▸ Exercise: Return all lines from the listing below in which the string "name" occurs.

[Saved entries]
>>>

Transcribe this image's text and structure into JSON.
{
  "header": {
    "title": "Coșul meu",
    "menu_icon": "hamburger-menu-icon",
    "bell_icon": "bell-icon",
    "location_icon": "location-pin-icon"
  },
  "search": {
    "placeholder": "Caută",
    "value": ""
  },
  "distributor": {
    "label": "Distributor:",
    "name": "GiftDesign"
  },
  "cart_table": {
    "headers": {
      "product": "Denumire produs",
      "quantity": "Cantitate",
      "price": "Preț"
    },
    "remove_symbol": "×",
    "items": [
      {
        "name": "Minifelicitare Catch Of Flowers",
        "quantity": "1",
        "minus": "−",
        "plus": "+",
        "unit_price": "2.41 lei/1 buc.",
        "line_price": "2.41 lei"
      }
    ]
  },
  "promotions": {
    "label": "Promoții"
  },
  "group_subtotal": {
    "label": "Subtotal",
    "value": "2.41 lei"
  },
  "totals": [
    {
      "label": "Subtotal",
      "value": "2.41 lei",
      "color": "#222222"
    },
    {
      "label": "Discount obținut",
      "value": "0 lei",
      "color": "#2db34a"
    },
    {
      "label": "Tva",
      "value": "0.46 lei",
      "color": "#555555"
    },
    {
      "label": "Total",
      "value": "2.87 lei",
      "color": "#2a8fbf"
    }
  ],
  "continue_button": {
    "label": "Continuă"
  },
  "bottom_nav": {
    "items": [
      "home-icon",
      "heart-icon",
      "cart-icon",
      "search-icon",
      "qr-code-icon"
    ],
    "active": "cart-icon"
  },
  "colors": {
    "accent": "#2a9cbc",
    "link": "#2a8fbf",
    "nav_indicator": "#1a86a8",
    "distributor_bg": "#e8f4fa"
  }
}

<<<

▸ Correct response:
    "name": "GiftDesign"
        "name": "Minifelicitare Catch Of Flowers",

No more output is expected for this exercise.